═════ INPUT RECORDS ═════

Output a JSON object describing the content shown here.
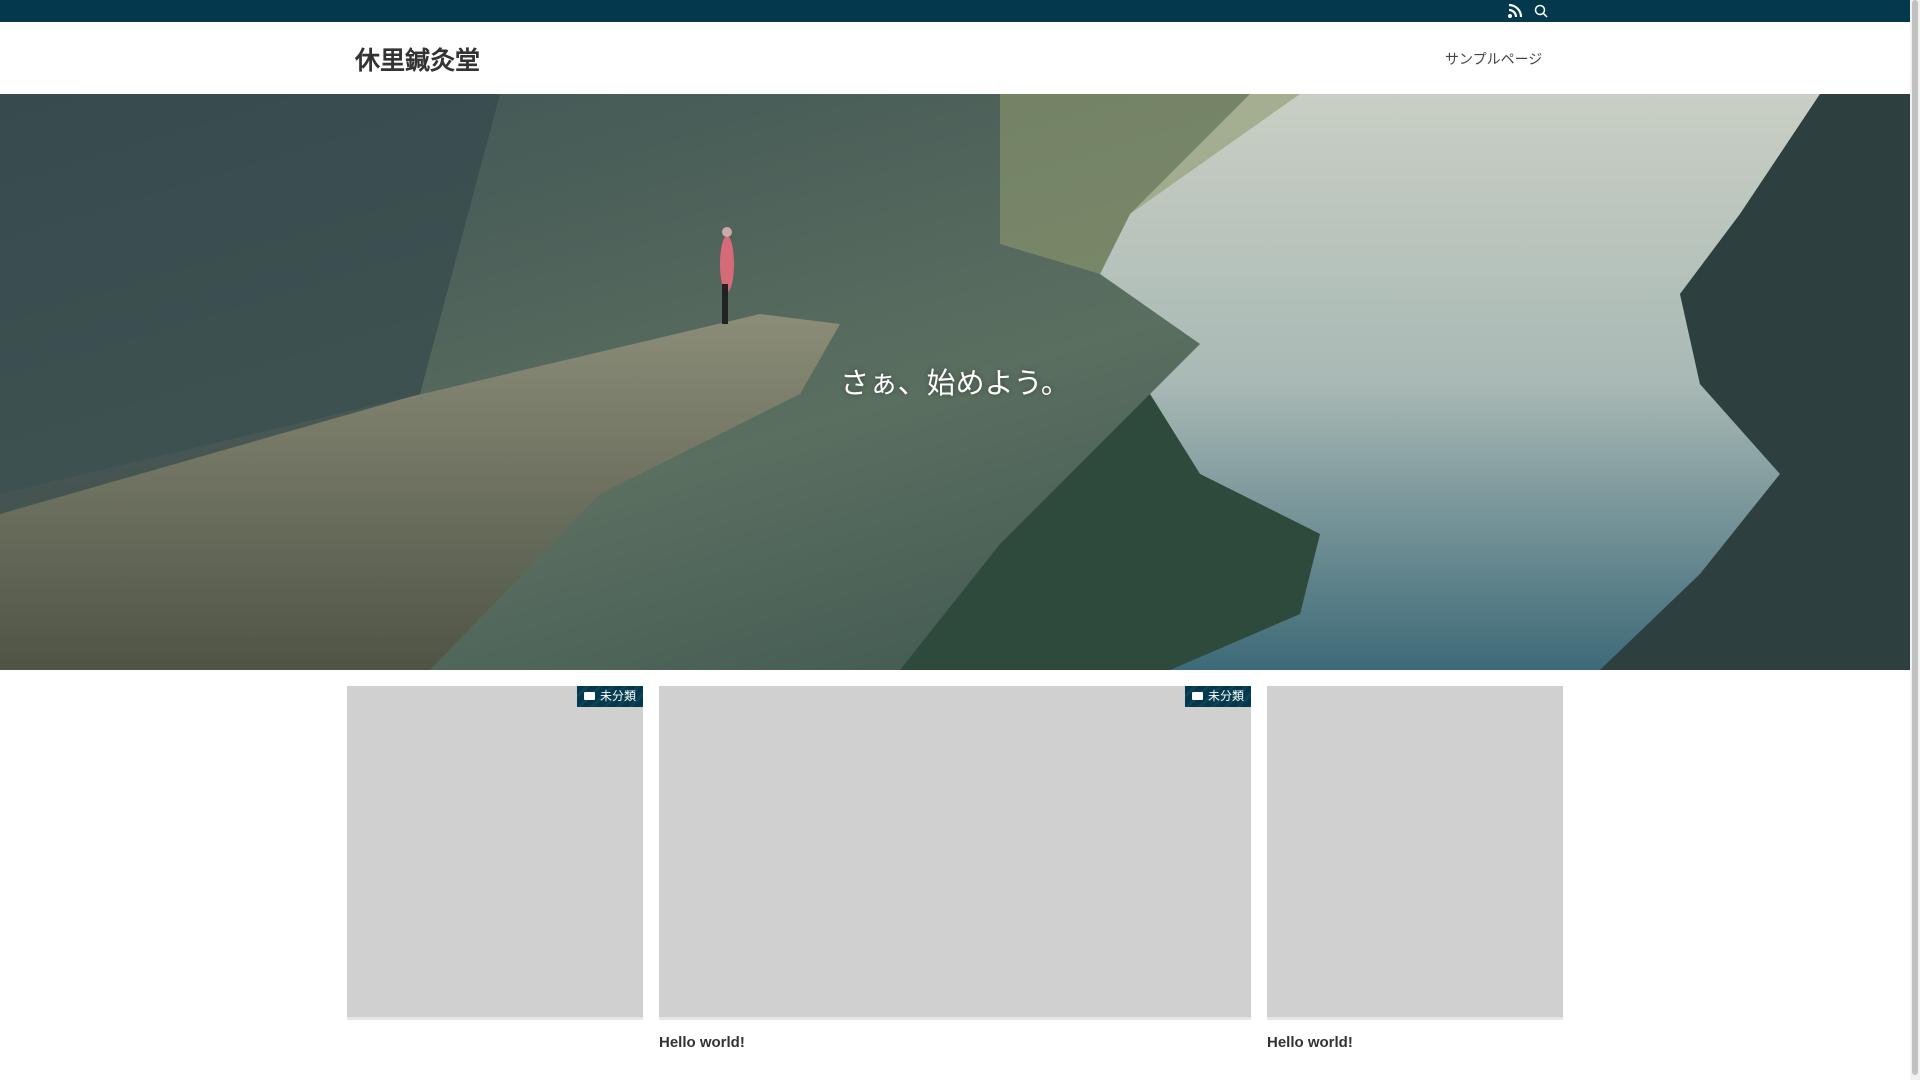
{
  "header": {
    "site_title": "休里鍼灸堂",
    "nav": [
      {
        "label": "サンプルページ"
      }
    ],
    "icons": [
      "rss-icon",
      "search-icon"
    ]
  },
  "hero": {
    "text": "さぁ、始めよう。"
  },
  "cards": [
    {
      "category": "未分類",
      "title": ""
    },
    {
      "category": "未分類",
      "title": "Hello world!"
    },
    {
      "category": "",
      "title": "Hello world!"
    }
  ],
  "colors": {
    "topbar": "#04384c",
    "placeholder": "#d0d0d0"
  }
}
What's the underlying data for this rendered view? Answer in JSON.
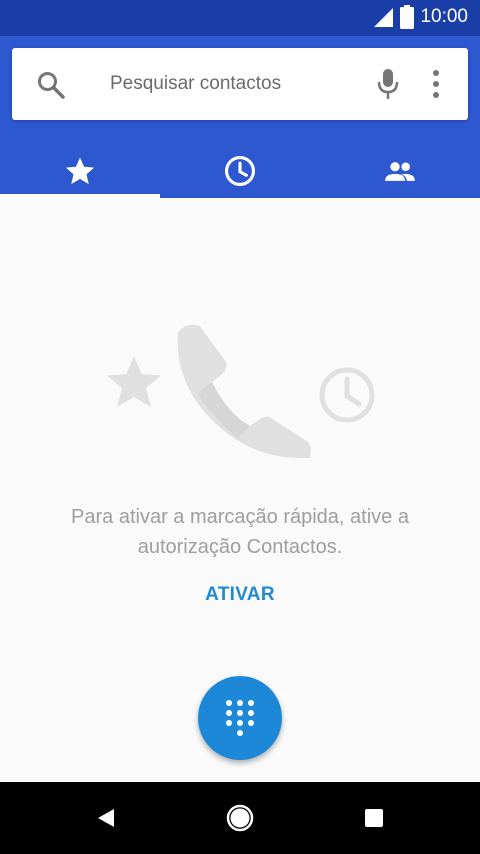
{
  "status_bar": {
    "time": "10:00",
    "icons": [
      "signal-icon",
      "battery-icon"
    ]
  },
  "search": {
    "placeholder": "Pesquisar contactos",
    "icons": [
      "search-icon",
      "mic-icon",
      "more-vert-icon"
    ]
  },
  "tabs": [
    {
      "icon": "star-icon",
      "active": true
    },
    {
      "icon": "clock-icon",
      "active": false
    },
    {
      "icon": "people-icon",
      "active": false
    }
  ],
  "empty_state": {
    "illustration": [
      "star-icon",
      "phone-icon",
      "clock-icon"
    ],
    "message": "Para ativar a marcação rápida, ative a autorização Contactos.",
    "action_label": "ATIVAR"
  },
  "fab": {
    "icon": "dialpad-icon"
  },
  "nav": {
    "icons": [
      "back-icon",
      "home-icon",
      "recents-icon"
    ]
  },
  "colors": {
    "status_bar": "#1a3ea8",
    "app_bar": "#2d58cf",
    "accent": "#1e88d8",
    "action_text": "#1e8bd4",
    "background": "#fafafa"
  }
}
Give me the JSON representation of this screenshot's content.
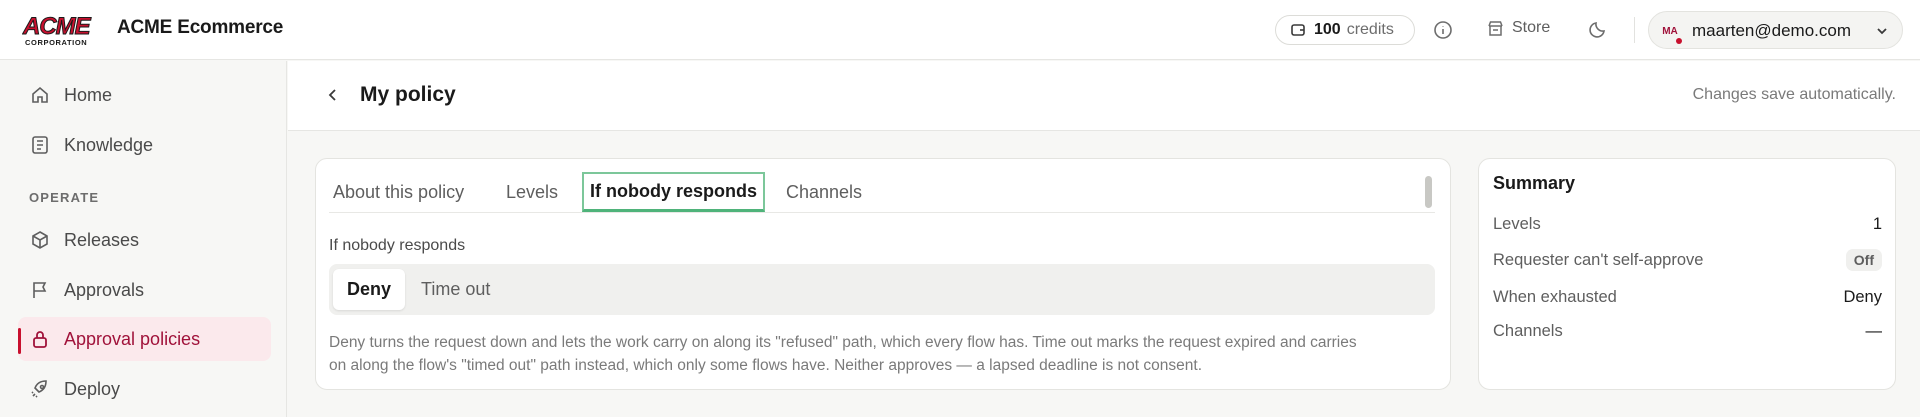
{
  "brand": {
    "logo_main": "ACME",
    "logo_sub": "CORPORATION",
    "app_title": "ACME Ecommerce",
    "accent": "#c8102e"
  },
  "topbar": {
    "credits_value": "100",
    "credits_label": "credits",
    "info_icon": "info-icon",
    "store_label": "Store",
    "theme_icon": "moon-icon",
    "user_initials": "MA",
    "user_email": "maarten@demo.com"
  },
  "sidebar": {
    "items": [
      {
        "label": "Home",
        "icon": "home-icon"
      },
      {
        "label": "Knowledge",
        "icon": "book-icon"
      },
      {
        "label": "Releases",
        "icon": "package-icon"
      },
      {
        "label": "Approvals",
        "icon": "flag-icon"
      },
      {
        "label": "Approval policies",
        "icon": "lock-icon",
        "active": true
      },
      {
        "label": "Deploy",
        "icon": "rocket-icon"
      }
    ],
    "section_operate": "OPERATE"
  },
  "header": {
    "title": "My policy",
    "autosave": "Changes save automatically."
  },
  "tabs": [
    {
      "label": "About this policy"
    },
    {
      "label": "Levels"
    },
    {
      "label": "If nobody responds",
      "active": true
    },
    {
      "label": "Channels"
    }
  ],
  "form": {
    "field_label": "If nobody responds",
    "options": [
      {
        "label": "Deny",
        "selected": true
      },
      {
        "label": "Time out"
      }
    ],
    "help_line1": "Deny turns the request down and lets the work carry on along its \"refused\" path, which every flow has. Time out marks the request expired and carries",
    "help_line2": "on along the flow's \"timed out\" path instead, which only some flows have. Neither approves — a lapsed deadline is not consent."
  },
  "summary": {
    "title": "Summary",
    "rows": [
      {
        "label": "Levels",
        "value": "1"
      },
      {
        "label": "Requester can't self-approve",
        "value": "Off"
      },
      {
        "label": "When exhausted",
        "value": "Deny"
      },
      {
        "label": "Channels",
        "value": "—"
      }
    ]
  }
}
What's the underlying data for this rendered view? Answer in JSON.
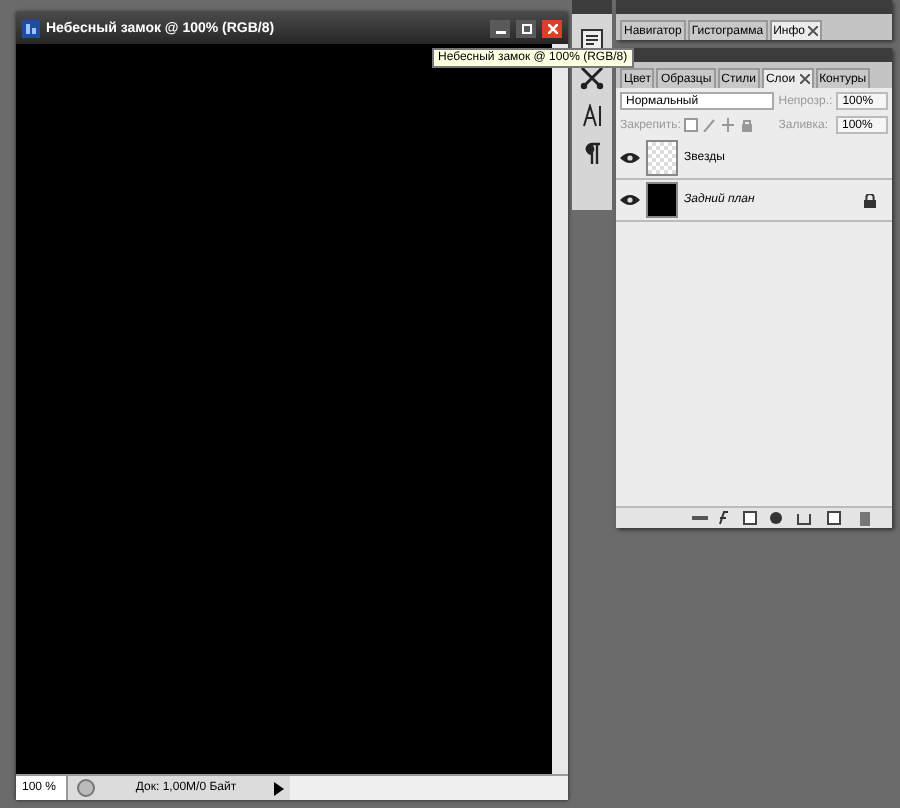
{
  "document": {
    "title": "Небесный замок @ 100% (RGB/8)",
    "zoom": "100 %",
    "doc_info": "Док: 1,00M/0 Байт"
  },
  "tooltip": "Небесный замок @ 100% (RGB/8)",
  "top_panel": {
    "tabs": [
      {
        "label": "Навигатор",
        "selected": false,
        "closable": false
      },
      {
        "label": "Гистограмма",
        "selected": false,
        "closable": false
      },
      {
        "label": "Инфо",
        "selected": true,
        "closable": true
      }
    ]
  },
  "layers_panel": {
    "tabs": [
      {
        "label": "Цвет",
        "selected": false,
        "closable": false
      },
      {
        "label": "Образцы",
        "selected": false,
        "closable": false
      },
      {
        "label": "Стили",
        "selected": false,
        "closable": false
      },
      {
        "label": "Слои",
        "selected": true,
        "closable": true
      },
      {
        "label": "Контуры",
        "selected": false,
        "closable": false
      }
    ],
    "blend_mode": "Нормальный",
    "opacity_label": "Непрозр.:",
    "opacity": "100%",
    "lock_label": "Закрепить:",
    "fill_label": "Заливка:",
    "fill": "100%",
    "layers": [
      {
        "name": "Звезды",
        "kind": "transparent",
        "visible": true,
        "locked": false
      },
      {
        "name": "Задний план",
        "kind": "black",
        "visible": true,
        "locked": true
      }
    ]
  }
}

═════

■ **REQUIRED WORK**
Pick out, from the lines above, every one that contains the string "Deny".

■ **ANSWER TO THE EXERCISE**
        "label": "Deny",
    "help_line1": "Deny turns the request down and lets the work carry on along its \"refused\" path, which every flow has. Time out marks the request expired and carries",
        "value": "Deny"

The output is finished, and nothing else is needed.